Der Ausbruch des 1. Weltkriegs traf Stuttgart in einer Phase, in der sich die Innenstadt nach Nordosten erweiterte. Im Frühjahr 1914 wurden die Fundamentierungsarbeiten des Südflügels und des Bahnhofsturms des neuen Hauptbahnhofs begonnen. Am 1. Mai wurde der Neubau der Bahndirektion fertiggestellt. Im August wurden die Bauarbeiten am neuen Bahnhof wegen des Kriegsausbruchs für 2 Monate unterbrochen. Obwohl bis zum Frühjahr 1917 zum Teil mit Kriegsgefangenen am Bahnhof weitergebaut wurde, konnten die Termine zur Fertigstellung nicht eingehalten werden. Erst im Oktober 1922 konnte der erste Bauteil des Bahnhofs in Betrieb genommen werden.

------------

#### ZU BEANTWORTENDE FRAGEN
**a)** Wann ging laut dem Auszug über den Stuttgarter Hauptbahnhof der erste Bauteil des Bahnhofs in Betrieb?
**b)** Erklären Sie anhand des Auszugs über den Stuttgarter Hauptbahnhof, warum die Bauarbeiten am neuen Bahnhof im August unterbrochen wurden.
**c)** Geben Sie an, ob die folgenden Aussagen mit dem Auszug über den Stuttgarter Hauptbahnhof übereinstimmen: (i) Die Fundamentierungsarbeiten des Südflügels begannen im Frühjahr 1914. (ii) Die Termine zur Fertigstellung des Bahnhofs wurden eingehalten. (iii) Bis zum Frühjahr 1917 wurde am Bahnhof zum Teil mit Kriegsgefangenen weitergebaut.

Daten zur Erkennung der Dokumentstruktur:
------------

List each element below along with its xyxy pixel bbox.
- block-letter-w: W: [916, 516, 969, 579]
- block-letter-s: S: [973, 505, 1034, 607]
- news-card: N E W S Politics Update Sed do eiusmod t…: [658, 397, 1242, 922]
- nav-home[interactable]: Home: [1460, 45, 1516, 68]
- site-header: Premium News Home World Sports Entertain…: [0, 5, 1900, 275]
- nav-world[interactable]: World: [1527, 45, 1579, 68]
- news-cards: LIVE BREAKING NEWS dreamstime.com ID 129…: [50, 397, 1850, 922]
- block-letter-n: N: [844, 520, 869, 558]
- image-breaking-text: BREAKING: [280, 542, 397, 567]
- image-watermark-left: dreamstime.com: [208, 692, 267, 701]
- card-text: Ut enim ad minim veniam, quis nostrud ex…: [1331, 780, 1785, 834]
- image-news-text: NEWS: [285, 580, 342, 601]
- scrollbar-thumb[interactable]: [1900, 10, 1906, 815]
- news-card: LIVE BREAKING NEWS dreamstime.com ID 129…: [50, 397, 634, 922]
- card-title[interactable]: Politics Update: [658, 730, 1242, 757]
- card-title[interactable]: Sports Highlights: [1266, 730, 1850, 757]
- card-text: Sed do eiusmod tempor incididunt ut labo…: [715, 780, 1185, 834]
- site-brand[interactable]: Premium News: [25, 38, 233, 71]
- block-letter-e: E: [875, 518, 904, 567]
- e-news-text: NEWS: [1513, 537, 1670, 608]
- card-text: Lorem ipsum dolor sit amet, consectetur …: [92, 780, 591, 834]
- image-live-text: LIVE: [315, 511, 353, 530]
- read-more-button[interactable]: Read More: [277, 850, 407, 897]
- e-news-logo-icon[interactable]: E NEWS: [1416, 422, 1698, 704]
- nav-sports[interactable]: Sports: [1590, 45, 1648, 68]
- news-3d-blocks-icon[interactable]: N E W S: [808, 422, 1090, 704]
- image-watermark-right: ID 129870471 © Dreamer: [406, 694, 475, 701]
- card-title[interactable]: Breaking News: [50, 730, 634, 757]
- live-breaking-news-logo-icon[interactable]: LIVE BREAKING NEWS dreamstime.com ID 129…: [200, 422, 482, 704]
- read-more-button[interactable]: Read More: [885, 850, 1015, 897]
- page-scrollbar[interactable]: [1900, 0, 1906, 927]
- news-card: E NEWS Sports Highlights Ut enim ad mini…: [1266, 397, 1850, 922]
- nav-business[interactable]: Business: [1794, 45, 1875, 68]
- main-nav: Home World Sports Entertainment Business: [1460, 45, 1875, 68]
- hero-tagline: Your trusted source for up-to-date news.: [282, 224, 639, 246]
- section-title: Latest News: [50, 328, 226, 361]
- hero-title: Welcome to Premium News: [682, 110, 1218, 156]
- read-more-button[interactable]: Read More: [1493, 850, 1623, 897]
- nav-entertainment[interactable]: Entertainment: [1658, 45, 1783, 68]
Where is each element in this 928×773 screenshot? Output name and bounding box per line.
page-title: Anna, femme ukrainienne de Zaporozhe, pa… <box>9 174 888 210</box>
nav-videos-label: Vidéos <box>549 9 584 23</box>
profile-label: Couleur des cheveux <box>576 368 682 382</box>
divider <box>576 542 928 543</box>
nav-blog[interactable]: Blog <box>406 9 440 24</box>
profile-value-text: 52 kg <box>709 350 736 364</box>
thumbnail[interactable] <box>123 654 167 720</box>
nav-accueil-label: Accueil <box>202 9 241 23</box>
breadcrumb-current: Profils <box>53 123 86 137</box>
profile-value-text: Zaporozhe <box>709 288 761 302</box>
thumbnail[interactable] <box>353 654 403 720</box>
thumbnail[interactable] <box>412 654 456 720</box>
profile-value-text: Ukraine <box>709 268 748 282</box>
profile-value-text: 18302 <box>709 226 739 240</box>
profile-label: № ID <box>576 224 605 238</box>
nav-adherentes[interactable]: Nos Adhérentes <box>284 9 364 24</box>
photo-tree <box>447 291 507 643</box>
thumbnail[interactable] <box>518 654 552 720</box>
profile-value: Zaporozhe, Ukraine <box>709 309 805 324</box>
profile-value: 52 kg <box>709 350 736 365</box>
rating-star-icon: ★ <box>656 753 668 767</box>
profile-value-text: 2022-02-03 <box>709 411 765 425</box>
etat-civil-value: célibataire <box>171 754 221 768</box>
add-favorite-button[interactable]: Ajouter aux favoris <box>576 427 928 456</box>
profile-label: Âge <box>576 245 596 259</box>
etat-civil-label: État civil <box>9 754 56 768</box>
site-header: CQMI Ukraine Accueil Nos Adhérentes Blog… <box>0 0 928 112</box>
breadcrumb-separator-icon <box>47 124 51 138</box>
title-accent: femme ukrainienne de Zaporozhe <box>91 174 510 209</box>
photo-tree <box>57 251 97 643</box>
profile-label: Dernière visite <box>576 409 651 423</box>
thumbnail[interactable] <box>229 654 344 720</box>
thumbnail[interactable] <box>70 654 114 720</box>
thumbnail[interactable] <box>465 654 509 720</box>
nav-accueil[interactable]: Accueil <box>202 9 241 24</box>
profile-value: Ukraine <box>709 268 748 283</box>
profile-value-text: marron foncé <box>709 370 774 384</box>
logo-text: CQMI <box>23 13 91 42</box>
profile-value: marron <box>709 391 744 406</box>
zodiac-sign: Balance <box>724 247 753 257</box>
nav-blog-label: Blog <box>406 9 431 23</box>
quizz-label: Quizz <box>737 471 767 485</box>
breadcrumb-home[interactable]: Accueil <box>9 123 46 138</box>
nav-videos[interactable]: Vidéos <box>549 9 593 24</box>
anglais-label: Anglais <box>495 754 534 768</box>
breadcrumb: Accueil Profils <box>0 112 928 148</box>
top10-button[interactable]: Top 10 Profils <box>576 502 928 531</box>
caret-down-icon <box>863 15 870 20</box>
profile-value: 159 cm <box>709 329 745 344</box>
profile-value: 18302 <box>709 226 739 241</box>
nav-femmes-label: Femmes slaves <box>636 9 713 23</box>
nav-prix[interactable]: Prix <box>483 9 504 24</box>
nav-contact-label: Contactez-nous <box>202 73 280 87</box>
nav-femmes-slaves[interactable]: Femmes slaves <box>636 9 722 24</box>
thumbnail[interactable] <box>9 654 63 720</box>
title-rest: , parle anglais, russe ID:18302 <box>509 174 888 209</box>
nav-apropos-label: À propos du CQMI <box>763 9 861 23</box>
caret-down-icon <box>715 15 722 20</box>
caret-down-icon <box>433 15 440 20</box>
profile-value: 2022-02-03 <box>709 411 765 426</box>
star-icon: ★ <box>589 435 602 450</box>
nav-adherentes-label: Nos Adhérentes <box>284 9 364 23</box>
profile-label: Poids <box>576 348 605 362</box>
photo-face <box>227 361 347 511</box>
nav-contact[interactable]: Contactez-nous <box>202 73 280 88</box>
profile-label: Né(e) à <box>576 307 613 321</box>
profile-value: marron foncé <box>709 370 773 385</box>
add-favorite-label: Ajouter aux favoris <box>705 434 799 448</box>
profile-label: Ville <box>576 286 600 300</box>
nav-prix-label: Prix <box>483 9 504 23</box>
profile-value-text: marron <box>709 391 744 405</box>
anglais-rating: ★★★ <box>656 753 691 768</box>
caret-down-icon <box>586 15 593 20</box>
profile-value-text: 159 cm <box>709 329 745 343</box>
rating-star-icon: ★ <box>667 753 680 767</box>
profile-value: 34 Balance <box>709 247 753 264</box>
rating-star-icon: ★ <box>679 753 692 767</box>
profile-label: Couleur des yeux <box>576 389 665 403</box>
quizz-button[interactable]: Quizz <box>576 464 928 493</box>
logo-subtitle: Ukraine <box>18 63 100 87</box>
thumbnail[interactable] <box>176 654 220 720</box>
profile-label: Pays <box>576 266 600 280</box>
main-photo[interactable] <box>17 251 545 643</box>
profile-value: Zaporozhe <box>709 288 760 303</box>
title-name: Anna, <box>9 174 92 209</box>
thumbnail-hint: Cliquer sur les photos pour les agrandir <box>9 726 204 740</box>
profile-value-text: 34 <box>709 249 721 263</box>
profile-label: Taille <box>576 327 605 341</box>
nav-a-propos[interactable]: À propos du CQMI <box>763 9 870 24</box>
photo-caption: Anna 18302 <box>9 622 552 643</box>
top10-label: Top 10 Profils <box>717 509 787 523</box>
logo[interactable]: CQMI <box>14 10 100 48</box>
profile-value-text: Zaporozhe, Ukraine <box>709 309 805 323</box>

------------

#### ERGEBNISSE JE AUFGABE
**a)** Im Oktober 1922.

**b)** Die Bauarbeiten wurden wegen des Kriegsausbruchs unterbrochen, und zwar für 2 Monate.

**c)**
(i) Ja: „Im Frühjahr 1914 wurden die Fundamentierungsarbeiten des Südflügels und des Bahnhofsturms des neuen Hauptbahnhofs begonnen.“
(ii) Nein: „konnten die Termine zur Fertigstellung nicht eingehalten werden“
(iii) Ja: „bis zum Frühjahr 1917 zum Teil mit Kriegsgefangenen am Bahnhof weitergebaut“